> [Given data]
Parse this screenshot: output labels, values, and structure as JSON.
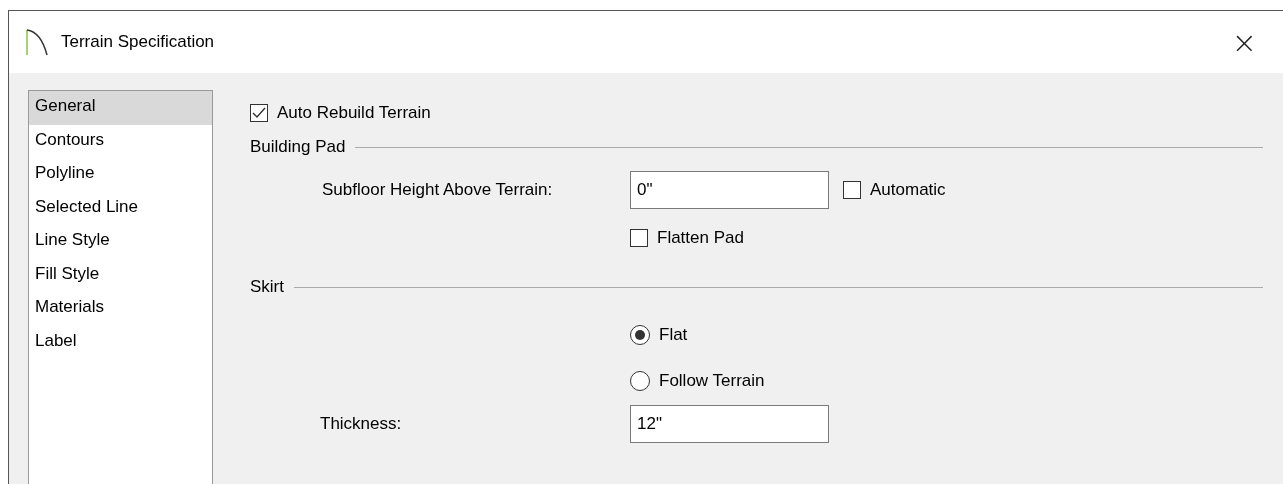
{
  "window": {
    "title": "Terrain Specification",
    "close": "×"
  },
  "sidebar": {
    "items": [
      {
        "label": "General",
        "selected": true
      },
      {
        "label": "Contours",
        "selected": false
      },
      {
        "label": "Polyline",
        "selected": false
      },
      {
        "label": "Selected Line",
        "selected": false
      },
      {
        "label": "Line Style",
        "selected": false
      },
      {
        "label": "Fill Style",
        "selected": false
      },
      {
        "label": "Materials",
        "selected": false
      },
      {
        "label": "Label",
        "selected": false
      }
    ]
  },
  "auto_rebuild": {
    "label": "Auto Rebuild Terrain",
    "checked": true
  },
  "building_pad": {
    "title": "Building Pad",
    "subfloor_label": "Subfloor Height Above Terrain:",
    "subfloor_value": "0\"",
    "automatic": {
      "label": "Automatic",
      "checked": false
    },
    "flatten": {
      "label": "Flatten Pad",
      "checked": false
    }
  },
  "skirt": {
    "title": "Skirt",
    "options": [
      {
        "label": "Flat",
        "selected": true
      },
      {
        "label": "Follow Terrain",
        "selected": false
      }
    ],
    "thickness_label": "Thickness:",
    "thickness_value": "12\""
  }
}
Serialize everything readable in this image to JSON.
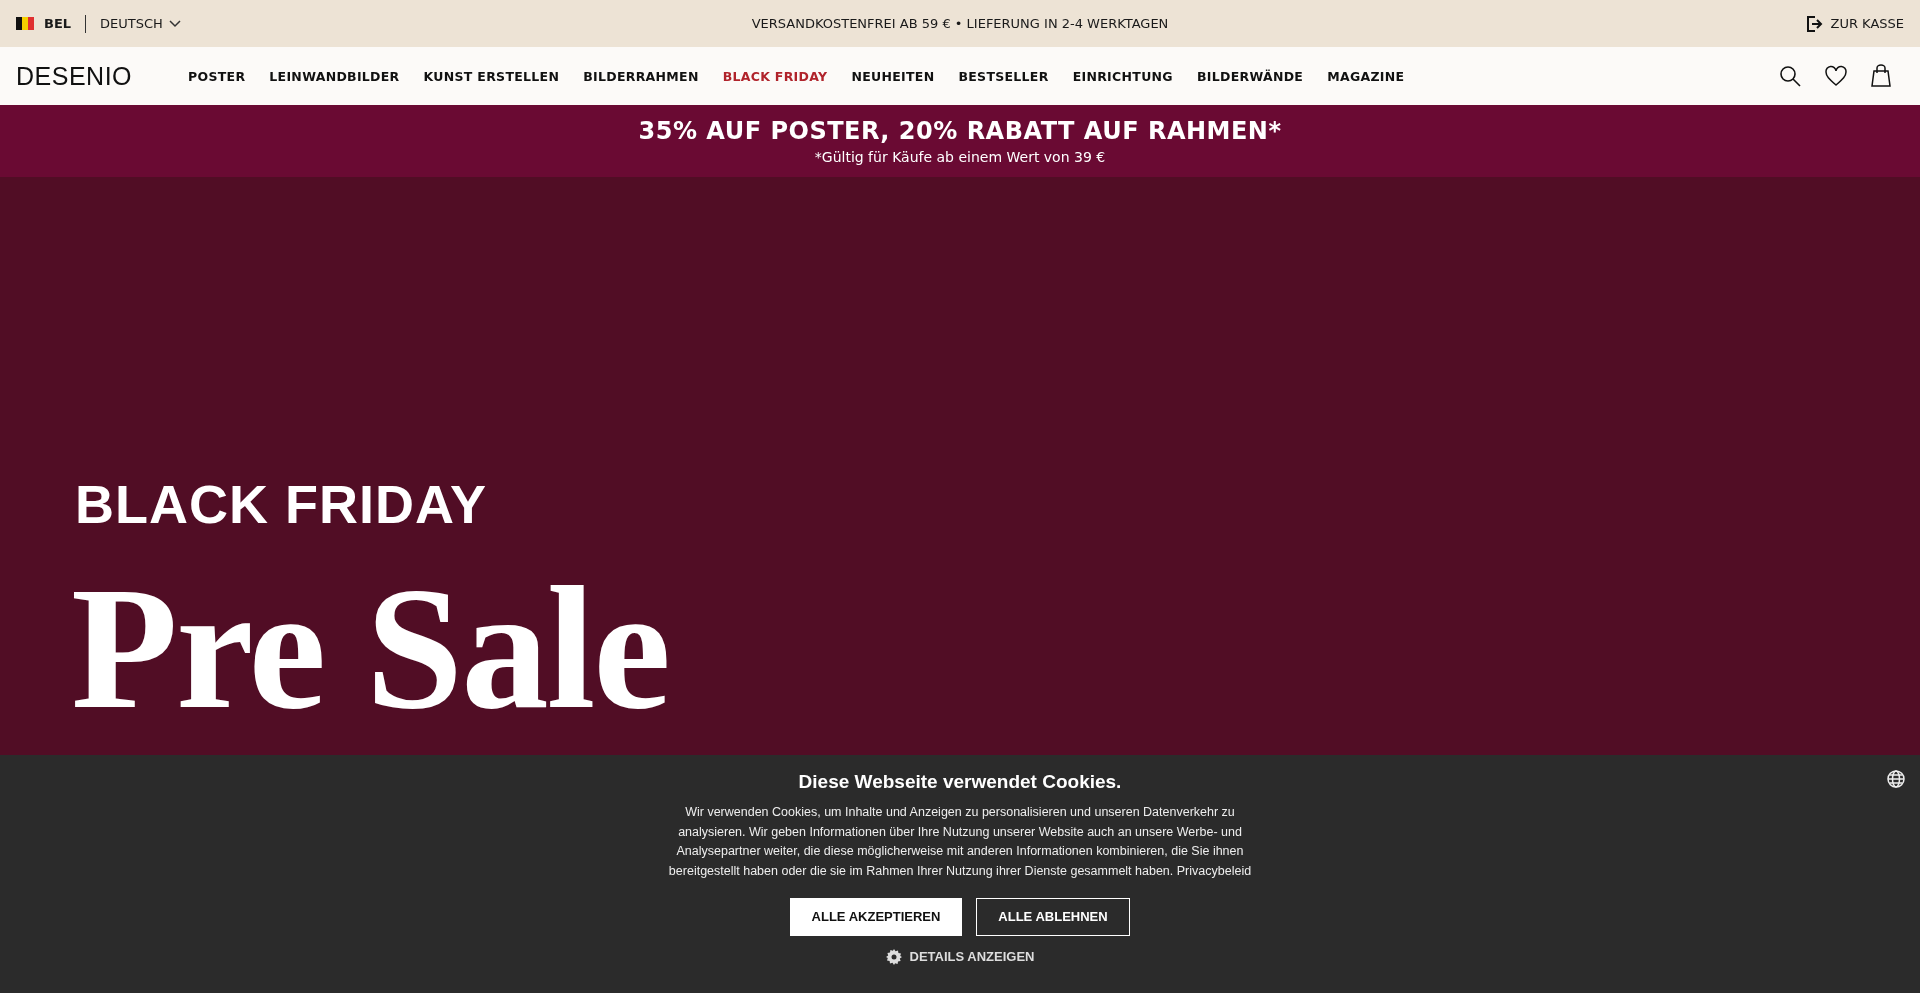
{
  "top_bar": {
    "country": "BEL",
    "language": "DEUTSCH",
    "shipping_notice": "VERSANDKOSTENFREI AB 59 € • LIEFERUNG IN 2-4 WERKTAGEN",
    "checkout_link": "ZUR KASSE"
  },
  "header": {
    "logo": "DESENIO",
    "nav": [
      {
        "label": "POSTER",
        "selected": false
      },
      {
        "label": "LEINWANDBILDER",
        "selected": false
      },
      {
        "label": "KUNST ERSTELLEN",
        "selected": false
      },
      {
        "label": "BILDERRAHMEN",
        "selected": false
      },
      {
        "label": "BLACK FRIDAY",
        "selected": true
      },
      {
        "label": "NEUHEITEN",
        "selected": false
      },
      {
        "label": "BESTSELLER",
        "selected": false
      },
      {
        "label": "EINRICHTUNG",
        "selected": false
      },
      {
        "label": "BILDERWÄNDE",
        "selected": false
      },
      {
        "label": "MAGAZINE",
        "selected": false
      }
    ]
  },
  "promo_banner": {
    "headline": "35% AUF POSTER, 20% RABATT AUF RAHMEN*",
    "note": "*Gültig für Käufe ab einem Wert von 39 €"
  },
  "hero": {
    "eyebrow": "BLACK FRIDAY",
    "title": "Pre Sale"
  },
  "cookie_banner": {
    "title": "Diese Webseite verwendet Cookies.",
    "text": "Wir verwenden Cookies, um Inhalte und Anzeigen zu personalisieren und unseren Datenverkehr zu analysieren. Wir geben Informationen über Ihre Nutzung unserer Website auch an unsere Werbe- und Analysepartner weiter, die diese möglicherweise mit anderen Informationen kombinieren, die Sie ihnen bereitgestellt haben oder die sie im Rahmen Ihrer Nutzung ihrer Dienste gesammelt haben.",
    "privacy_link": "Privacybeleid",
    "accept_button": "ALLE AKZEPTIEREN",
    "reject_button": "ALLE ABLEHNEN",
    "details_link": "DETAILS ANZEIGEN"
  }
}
...
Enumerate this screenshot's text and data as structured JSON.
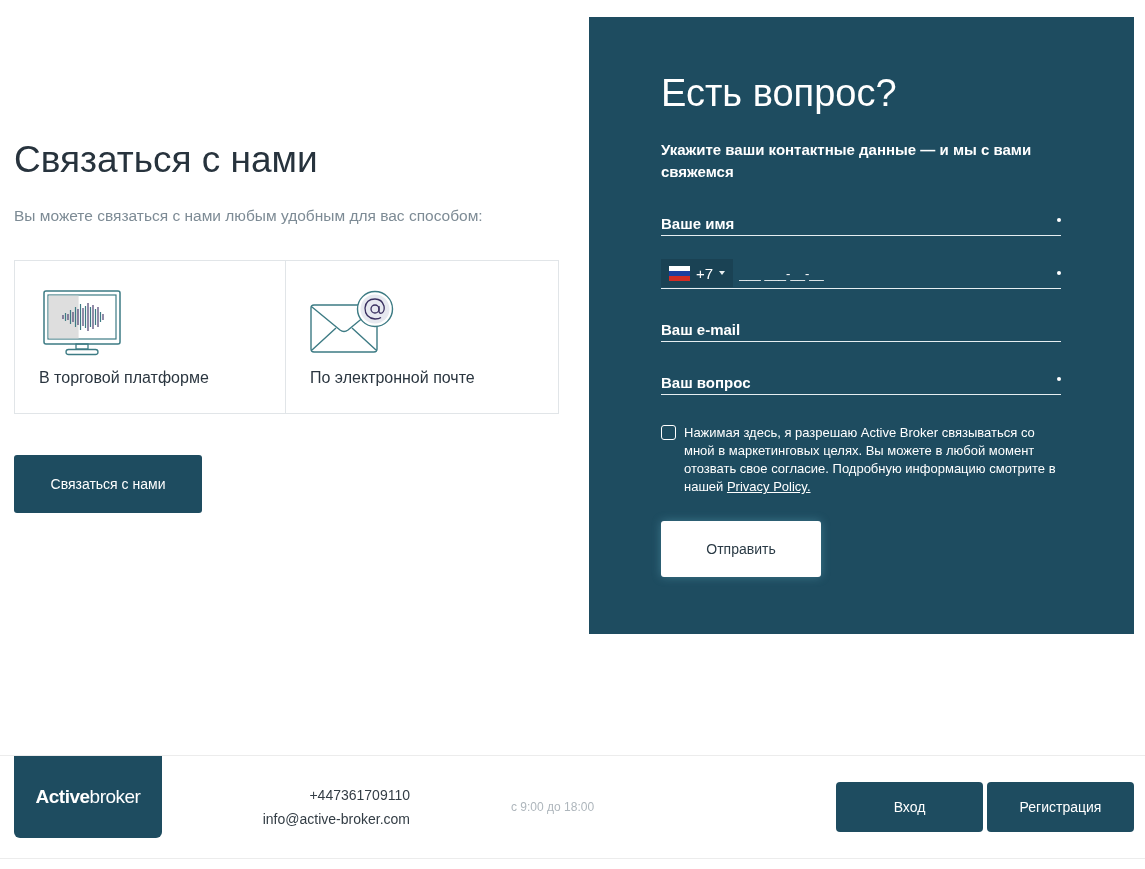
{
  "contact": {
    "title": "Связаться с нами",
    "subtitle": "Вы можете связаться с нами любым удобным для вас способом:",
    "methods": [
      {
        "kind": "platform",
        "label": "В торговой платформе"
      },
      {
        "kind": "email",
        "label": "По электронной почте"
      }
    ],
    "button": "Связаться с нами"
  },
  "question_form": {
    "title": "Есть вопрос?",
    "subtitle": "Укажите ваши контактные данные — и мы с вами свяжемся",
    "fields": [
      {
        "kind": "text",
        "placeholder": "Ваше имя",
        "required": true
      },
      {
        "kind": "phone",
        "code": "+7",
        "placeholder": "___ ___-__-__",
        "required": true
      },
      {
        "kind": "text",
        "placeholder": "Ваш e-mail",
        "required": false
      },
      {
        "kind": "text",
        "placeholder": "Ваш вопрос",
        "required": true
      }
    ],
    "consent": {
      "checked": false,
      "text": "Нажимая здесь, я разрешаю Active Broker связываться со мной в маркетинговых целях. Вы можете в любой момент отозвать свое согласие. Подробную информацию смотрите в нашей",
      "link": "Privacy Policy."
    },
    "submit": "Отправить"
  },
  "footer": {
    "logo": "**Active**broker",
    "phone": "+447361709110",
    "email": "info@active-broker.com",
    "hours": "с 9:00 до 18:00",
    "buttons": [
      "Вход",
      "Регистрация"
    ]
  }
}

> [Given instruction]
For each line of the entries that includes "вопрос", show that line.

> [The answer]
    "title": "Есть вопрос?",
        "placeholder": "Ваш вопрос",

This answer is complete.